[START RECORDS SUPPLIED]

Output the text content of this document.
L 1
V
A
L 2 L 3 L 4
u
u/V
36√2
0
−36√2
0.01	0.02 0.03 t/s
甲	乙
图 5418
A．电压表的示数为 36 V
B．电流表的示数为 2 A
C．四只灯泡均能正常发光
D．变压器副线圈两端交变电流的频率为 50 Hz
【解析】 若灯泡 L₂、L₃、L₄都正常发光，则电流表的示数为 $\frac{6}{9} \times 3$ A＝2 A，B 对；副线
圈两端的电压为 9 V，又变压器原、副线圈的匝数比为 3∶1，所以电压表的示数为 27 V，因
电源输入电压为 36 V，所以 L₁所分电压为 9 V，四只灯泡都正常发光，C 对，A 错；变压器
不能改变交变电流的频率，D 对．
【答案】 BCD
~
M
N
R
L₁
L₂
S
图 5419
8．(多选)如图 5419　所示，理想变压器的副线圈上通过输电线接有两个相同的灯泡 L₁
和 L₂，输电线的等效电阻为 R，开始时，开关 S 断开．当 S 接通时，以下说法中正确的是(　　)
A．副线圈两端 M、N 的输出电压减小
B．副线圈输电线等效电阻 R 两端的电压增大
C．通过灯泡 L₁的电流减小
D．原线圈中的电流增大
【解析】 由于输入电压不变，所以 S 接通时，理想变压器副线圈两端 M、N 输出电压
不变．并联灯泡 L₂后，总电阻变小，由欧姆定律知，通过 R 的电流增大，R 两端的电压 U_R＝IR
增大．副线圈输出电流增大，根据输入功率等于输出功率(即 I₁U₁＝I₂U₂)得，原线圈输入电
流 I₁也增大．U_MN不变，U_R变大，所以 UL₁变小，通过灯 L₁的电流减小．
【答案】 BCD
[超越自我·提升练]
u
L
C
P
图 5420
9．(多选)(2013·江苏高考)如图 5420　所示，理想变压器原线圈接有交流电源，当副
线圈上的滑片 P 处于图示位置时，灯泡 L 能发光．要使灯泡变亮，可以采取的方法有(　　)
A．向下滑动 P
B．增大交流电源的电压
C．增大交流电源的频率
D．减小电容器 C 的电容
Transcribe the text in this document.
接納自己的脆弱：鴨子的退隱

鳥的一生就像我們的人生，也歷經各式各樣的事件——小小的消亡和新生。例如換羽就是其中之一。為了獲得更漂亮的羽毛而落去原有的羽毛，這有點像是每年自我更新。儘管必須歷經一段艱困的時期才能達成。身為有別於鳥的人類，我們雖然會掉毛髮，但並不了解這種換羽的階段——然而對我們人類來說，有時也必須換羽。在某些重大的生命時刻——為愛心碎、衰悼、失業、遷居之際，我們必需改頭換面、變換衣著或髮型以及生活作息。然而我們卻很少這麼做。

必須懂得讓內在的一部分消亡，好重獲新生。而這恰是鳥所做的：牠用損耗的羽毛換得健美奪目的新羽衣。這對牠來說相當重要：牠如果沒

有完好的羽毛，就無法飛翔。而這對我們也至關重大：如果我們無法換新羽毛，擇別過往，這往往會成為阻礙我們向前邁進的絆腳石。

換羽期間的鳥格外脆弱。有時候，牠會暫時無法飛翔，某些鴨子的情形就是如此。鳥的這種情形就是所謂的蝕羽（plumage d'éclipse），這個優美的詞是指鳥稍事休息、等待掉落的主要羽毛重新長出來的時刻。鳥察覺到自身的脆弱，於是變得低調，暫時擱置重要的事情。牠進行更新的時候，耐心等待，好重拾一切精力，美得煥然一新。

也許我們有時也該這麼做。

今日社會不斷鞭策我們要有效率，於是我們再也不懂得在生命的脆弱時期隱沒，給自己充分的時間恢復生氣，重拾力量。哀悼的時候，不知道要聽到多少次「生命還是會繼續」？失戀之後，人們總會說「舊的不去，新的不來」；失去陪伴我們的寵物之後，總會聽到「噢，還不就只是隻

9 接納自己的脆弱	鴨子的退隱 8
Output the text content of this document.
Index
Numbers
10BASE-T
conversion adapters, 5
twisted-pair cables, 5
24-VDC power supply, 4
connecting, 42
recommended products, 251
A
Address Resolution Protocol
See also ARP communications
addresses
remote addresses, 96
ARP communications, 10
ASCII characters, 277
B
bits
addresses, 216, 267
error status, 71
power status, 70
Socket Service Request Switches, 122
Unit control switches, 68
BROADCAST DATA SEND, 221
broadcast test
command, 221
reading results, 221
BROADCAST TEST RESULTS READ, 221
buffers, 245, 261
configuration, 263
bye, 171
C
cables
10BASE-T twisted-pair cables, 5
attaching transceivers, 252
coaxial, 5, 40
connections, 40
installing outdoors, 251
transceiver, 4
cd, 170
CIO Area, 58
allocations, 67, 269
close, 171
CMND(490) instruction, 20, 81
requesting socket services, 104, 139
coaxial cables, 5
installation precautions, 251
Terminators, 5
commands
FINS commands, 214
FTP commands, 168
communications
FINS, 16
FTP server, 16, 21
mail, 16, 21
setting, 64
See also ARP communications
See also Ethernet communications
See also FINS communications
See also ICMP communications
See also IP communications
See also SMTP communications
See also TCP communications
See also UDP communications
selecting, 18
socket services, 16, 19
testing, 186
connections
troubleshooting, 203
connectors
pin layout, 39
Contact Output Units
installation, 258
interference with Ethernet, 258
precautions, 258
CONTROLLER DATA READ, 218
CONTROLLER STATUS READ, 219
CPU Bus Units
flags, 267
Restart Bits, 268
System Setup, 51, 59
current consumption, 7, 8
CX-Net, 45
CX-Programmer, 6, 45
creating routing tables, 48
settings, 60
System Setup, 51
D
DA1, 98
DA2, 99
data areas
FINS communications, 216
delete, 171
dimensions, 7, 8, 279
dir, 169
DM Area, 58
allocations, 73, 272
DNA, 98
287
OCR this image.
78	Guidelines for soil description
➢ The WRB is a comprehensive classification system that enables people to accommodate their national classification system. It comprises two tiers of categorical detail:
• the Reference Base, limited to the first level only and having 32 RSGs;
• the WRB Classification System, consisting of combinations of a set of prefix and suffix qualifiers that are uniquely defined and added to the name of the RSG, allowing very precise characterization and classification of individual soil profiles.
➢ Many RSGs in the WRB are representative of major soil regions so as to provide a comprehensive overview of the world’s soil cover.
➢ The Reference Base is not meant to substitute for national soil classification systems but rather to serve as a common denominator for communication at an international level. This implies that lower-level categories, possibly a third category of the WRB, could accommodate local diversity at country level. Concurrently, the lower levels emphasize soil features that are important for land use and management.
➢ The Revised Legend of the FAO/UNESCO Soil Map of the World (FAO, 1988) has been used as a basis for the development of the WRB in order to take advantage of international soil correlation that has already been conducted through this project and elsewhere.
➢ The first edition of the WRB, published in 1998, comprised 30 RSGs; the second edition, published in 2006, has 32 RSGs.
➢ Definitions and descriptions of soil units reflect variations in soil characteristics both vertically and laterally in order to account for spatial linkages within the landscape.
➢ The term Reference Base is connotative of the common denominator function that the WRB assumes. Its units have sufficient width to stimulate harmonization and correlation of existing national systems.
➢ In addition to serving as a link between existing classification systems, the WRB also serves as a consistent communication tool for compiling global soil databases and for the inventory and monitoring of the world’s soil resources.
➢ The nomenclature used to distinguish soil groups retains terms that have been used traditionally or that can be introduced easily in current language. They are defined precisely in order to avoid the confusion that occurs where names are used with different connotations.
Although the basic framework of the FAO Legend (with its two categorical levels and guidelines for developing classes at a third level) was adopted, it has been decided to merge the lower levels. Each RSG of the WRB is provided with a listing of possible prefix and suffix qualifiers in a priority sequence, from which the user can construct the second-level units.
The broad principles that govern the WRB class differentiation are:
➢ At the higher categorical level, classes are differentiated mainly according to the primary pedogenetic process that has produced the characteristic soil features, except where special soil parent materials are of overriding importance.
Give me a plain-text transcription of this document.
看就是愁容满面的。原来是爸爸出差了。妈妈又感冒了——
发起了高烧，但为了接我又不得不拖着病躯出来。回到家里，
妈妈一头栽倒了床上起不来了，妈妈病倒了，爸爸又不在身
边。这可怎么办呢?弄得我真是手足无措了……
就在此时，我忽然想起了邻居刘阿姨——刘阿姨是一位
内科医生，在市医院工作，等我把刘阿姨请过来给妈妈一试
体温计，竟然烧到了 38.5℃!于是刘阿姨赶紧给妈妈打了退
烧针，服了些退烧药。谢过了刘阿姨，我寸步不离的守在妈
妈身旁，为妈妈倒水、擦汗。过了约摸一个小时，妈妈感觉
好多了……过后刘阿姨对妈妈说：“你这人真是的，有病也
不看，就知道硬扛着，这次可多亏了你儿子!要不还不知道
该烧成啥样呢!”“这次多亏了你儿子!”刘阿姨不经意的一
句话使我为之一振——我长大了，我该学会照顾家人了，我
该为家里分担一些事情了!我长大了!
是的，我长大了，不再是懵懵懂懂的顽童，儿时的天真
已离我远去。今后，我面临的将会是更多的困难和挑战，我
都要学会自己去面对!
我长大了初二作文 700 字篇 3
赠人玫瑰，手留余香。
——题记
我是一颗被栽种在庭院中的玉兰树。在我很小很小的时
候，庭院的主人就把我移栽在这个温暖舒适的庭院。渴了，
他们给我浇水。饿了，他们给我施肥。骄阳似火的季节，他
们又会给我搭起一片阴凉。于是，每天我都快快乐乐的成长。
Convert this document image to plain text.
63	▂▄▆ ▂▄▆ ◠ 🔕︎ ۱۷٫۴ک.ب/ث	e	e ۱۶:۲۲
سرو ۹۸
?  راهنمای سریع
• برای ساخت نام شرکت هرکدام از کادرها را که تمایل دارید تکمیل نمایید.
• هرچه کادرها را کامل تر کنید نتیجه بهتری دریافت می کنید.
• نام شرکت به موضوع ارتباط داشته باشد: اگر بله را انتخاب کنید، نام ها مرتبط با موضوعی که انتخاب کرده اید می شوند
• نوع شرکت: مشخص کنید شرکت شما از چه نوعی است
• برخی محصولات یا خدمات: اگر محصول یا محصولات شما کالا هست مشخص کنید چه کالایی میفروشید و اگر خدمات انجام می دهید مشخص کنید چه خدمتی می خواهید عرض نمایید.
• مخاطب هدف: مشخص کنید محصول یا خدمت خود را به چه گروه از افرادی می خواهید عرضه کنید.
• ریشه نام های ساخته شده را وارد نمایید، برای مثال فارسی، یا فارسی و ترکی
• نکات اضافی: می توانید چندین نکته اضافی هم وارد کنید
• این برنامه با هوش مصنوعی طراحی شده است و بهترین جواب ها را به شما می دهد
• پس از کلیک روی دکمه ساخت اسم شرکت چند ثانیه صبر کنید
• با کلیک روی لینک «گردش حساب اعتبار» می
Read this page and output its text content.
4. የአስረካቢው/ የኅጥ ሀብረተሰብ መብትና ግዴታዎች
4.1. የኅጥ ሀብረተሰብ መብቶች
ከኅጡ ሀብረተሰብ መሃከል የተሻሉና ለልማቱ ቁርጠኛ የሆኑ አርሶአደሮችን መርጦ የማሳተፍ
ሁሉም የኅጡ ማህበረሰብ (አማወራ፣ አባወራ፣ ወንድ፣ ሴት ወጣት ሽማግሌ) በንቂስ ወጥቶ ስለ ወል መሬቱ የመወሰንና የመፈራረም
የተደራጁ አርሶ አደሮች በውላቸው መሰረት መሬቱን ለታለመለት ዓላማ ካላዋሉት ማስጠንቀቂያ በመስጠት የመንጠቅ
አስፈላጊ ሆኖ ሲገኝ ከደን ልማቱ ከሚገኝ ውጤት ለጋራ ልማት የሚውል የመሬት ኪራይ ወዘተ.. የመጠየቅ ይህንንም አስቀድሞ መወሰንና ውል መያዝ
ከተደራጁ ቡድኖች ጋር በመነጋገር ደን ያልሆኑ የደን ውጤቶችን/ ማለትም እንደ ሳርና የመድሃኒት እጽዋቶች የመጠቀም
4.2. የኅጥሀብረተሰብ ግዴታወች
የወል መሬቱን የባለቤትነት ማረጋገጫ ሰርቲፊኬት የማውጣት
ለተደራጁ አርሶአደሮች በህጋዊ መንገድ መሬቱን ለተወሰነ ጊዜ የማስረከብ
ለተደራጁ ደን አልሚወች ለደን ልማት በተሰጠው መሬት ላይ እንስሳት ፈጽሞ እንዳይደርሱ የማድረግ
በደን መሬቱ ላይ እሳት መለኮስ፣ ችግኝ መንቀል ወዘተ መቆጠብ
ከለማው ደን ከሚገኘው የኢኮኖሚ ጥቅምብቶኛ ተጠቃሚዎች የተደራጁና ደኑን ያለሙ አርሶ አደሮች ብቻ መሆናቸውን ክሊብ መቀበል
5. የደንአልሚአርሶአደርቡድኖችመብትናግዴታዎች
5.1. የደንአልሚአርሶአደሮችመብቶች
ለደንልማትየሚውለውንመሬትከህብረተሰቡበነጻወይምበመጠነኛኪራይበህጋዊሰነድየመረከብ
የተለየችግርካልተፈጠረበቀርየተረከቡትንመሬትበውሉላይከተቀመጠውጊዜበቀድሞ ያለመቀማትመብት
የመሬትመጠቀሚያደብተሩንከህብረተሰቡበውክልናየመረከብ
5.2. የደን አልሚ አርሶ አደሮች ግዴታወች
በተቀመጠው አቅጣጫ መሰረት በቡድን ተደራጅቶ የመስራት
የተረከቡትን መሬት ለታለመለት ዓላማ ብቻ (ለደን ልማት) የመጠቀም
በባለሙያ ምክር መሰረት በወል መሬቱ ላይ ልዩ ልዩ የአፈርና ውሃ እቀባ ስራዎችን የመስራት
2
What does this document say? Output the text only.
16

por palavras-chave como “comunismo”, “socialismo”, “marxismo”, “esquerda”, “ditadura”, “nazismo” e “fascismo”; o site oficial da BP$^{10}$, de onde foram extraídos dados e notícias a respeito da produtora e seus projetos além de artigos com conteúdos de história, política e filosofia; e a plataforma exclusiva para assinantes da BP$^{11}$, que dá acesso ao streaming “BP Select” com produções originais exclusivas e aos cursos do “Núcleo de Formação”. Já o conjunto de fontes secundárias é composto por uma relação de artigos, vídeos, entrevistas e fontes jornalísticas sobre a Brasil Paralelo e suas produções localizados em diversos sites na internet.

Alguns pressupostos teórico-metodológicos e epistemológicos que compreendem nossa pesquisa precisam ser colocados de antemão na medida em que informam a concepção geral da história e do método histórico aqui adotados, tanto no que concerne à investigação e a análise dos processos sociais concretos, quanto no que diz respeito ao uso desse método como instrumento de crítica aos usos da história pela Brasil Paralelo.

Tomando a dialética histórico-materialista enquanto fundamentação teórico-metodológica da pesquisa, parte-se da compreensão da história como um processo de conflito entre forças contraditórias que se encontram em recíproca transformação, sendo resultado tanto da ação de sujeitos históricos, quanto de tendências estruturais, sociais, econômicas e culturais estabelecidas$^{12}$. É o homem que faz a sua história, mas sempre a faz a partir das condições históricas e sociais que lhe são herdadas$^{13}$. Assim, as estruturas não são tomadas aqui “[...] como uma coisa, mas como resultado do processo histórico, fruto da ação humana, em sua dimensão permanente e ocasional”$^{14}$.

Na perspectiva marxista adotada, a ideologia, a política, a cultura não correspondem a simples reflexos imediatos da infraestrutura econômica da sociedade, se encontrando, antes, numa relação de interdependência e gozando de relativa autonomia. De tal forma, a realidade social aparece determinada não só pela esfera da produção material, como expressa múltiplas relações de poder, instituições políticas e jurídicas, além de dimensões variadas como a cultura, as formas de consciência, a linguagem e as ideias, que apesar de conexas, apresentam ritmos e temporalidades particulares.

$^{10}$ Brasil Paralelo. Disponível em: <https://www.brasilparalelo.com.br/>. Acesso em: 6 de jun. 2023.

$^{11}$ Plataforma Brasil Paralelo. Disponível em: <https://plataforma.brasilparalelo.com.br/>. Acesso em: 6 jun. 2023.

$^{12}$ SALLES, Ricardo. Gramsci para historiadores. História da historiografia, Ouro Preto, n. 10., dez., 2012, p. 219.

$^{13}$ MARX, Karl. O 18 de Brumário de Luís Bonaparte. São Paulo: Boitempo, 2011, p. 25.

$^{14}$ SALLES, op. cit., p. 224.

[END RECORDS SUPPLIED]

**EXERCISE REQUIREMENTS:** Pull out every line containing "የመጠቀም".

**ANSWER FOR THIS EXERCISE:**
ከተደራጁ ቡድኖች ጋር በመነጋገር ደን ያልሆኑ የደን ውጤቶችን/ ማለትም እንደ ሳርና የመድሃኒት እጽዋቶች የመጠቀም
የተረከቡትን መሬት ለታለመለት ዓላማ ብቻ (ለደን ልማት) የመጠቀም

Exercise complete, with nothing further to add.